TASK DIRECTIONS: Reply with one number: how many lines contain the word "document".

SUPPLIED ENTRIES:

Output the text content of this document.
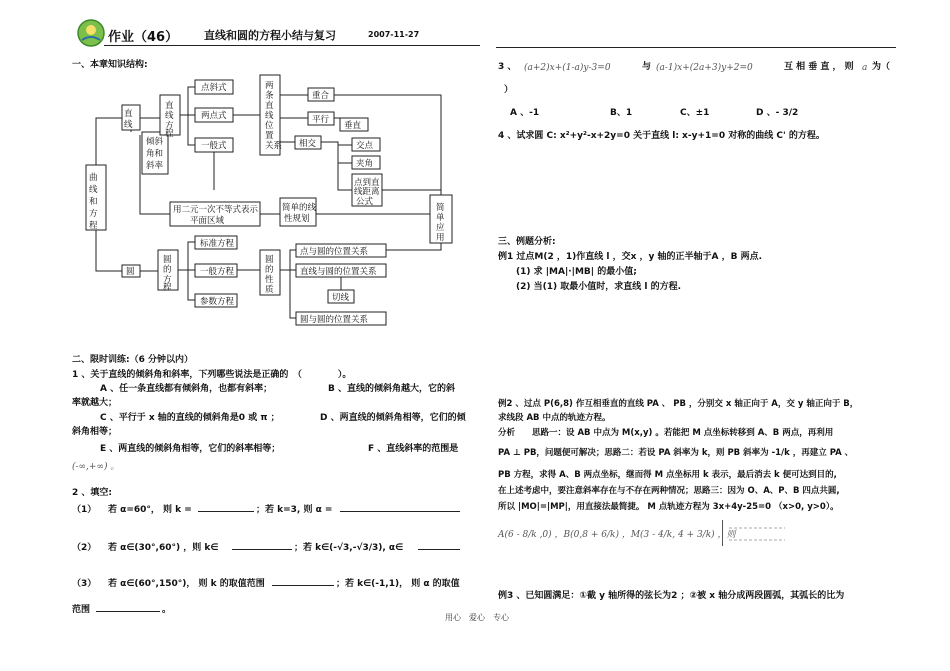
作业（46） 直线和圆的方程小结与复习	2007-11-27
一、本章知识结构:
曲
线
和
方
程
直
线
倾斜
角和
斜率
直
线
方
程
点斜式
两点式
一般式
两
条
直
线
位
置
关系
重合
平行
垂直
相交	交点
夹角
点到直
线距离
公式
用二元一次不等式表示
平面区域
简单的线
性规划
简
单
应
用
圆
圆
的
方
程
标准方程
一般方程
参数方程
圆
的
性
质
点与圆的位置关系
直线与圆的位置关系
切线
圆与圆的位置关系
二、限时训练:（6 分钟以内）
1 、关于直线的倾斜角和斜率，下列哪些说法是正确的　（　　　　）。
A 、任一条直线都有倾斜角，也都有斜率；	B 、直线的倾斜角越大，它的斜
率就越大；
C 、平行于 x 轴的直线的倾斜角是0 或 π ；	D 、两直线的倾斜角相等，它们的倾
斜角相等；
E 、两直线的倾斜角相等，它们的斜率相等；	F 、直线斜率的范围是
(-∞,+∞) 。
2 、填空:
（1） 若 α=60°， 则 k =	；若 k=3, 则 α =
（2） 若 α∈(30°,60°) ，则 k∈	；若 k∈(-√3,-√3/3), α∈
（3） 若 α∈(60°,150°)， 则 k 的取值范围	；若 k∈(-1,1)， 则 α 的取值
范围	。
3 、 (a+2)x+(1-a)y-3=0	与 (a-1)x+(2a+3)y+2=0	互 相 垂 直 ， 则 a 为（
）
A 、-1	B、1	C、±1	D 、- 3/2
4 、试求圆 C: x²+y²-x+2y=0 关于直线 l: x-y+1=0 对称的曲线 C' 的方程。
三、例题分析:
例1 过点M(2 ，1)作直线 l ，交x ，y 轴的正半轴于A ，B 两点.
(1) 求 |MA|·|MB| 的最小值;
(2) 当(1) 取最小值时，求直线 l 的方程.
例2 、过点 P(6,8) 作互相垂直的直线 PA 、 PB ，分别交 x 轴正向于 A，交 y 轴正向于 B，
求线段 AB 中点的轨迹方程。
分析　　思路一：设 AB 中点为 M(x,y) 。若能把 M 点坐标转移到 A、B 两点，再利用
PA ⊥ PB，问题便可解决；思路二：若设 PA 斜率为 k，则 PB 斜率为 -1/k ，再建立 PA 、
PB 方程，求得 A、B 两点坐标，继而得 M 点坐标用 k 表示，最后消去 k 便可达到目的,
在上述考虑中，要注意斜率存在与不存在两种情况；思路三：因为 O、A、P、B 四点共圆,
所以 |MO|=|MP|，用直接法最简捷。 M 点轨迹方程为 3x+4y-25=0 （x>0, y>0）。
A(6 - 8/k ,0) ，B(0,8 + 6/k) ，M(3 - 4/k, 4 + 3/k) ，则
例3 、已知圆满足：①截 y 轴所得的弦长为2 ；②被 x 轴分成两段圆弧，其弧长的比为
用心　爱心　专心
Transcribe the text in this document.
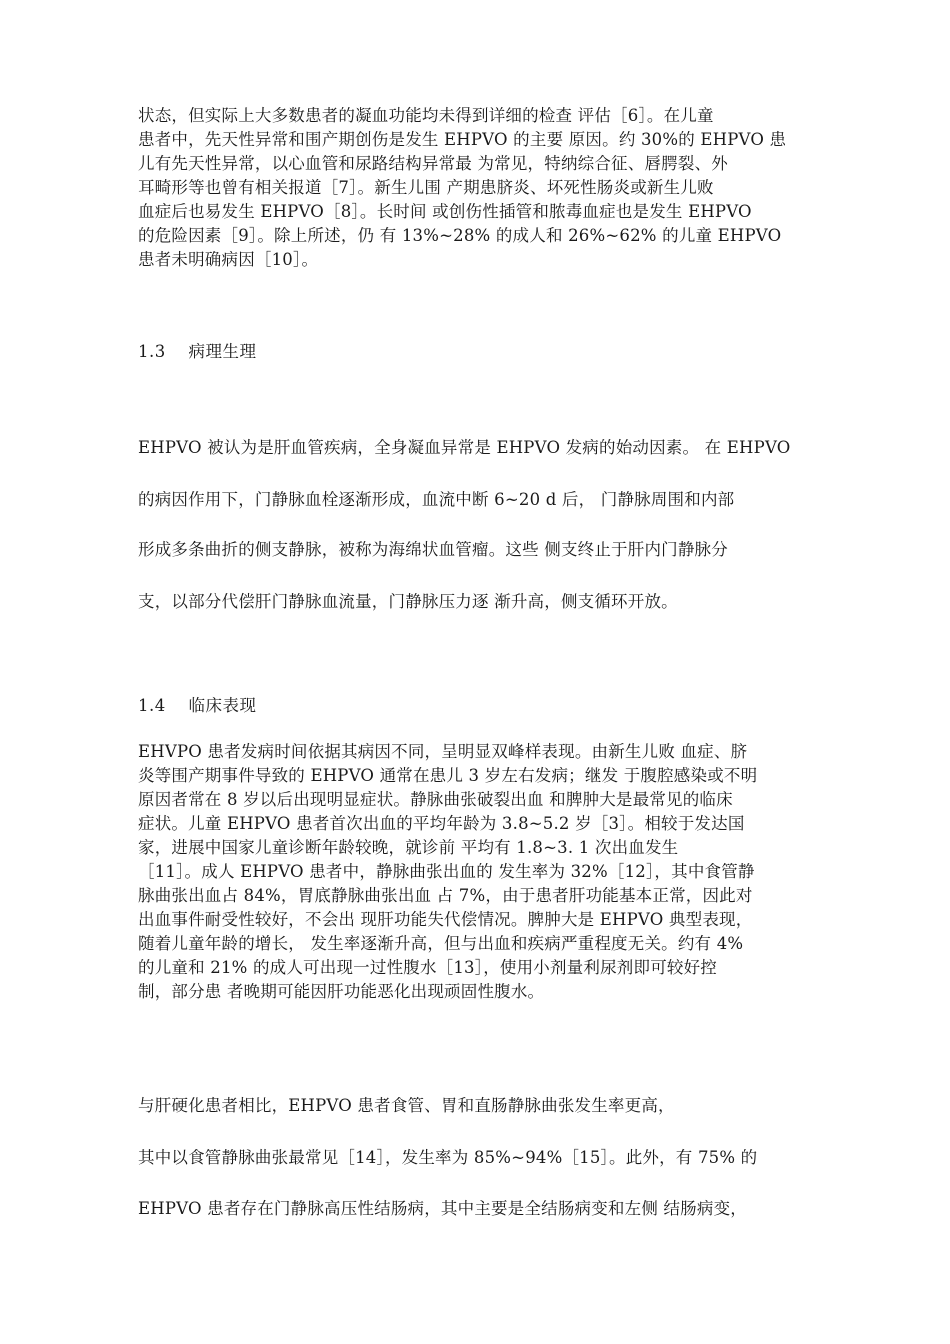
状态，但实际上大多数患者的凝血功能均未得到详细的检查 评估［6］。在儿童
患者中，先天性异常和围产期创伤是发生 EHPVO 的主要 原因。约 30%的 EHPVO 患
儿有先天性异常，以心血管和尿路结构异常最 为常见，特纳综合征、唇腭裂、外
耳畸形等也曾有相关报道［7］。新生儿围 产期患脐炎、坏死性肠炎或新生儿败
血症后也易发生 EHPVO［8］。长时间 或创伤性插管和脓毒血症也是发生 EHPVO
的危险因素［9］。除上所述，仍 有 13%~28% 的成人和 26%~62% 的儿童 EHPVO
患者未明确病因［10］。
1.3　 病理生理
EHPVO 被认为是肝血管疾病，全身凝血异常是 EHPVO 发病的始动因素。 在 EHPVO
的病因作用下，门静脉血栓逐渐形成，血流中断 6~20 d 后， 门静脉周围和内部
形成多条曲折的侧支静脉，被称为海绵状血管瘤。这些 侧支终止于肝内门静脉分
支，以部分代偿肝门静脉血流量，门静脉压力逐 渐升高，侧支循环开放。
1.4　 临床表现
EHVPO 患者发病时间依据其病因不同，呈明显双峰样表现。由新生儿败 血症、脐
炎等围产期事件导致的 EHPVO 通常在患儿 3 岁左右发病；继发 于腹腔感染或不明
原因者常在 8 岁以后出现明显症状。静脉曲张破裂出血 和脾肿大是最常见的临床
症状。儿童 EHPVO 患者首次出血的平均年龄为 3.8~5.2 岁［3］。相较于发达国
家，进展中国家儿童诊断年龄较晚，就诊前 平均有 1.8~3. 1 次出血发生
［11］。成人 EHPVO 患者中，静脉曲张出血的 发生率为 32%［12］，其中食管静
脉曲张出血占 84%，胃底静脉曲张出血 占 7%，由于患者肝功能基本正常，因此对
出血事件耐受性较好，不会出 现肝功能失代偿情况。脾肿大是 EHPVO 典型表现，
随着儿童年龄的增长， 发生率逐渐升高，但与出血和疾病严重程度无关。约有 4%
的儿童和 21% 的成人可出现一过性腹水［13］，使用小剂量利尿剂即可较好控
制，部分患 者晚期可能因肝功能恶化出现顽固性腹水。
与肝硬化患者相比，EHPVO 患者食管、胃和直肠静脉曲张发生率更高，
其中以食管静脉曲张最常见［14］，发生率为 85%~94%［15］。此外，有 75% 的
EHPVO 患者存在门静脉高压性结肠病，其中主要是全结肠病变和左侧 结肠病变，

ANSWER: 2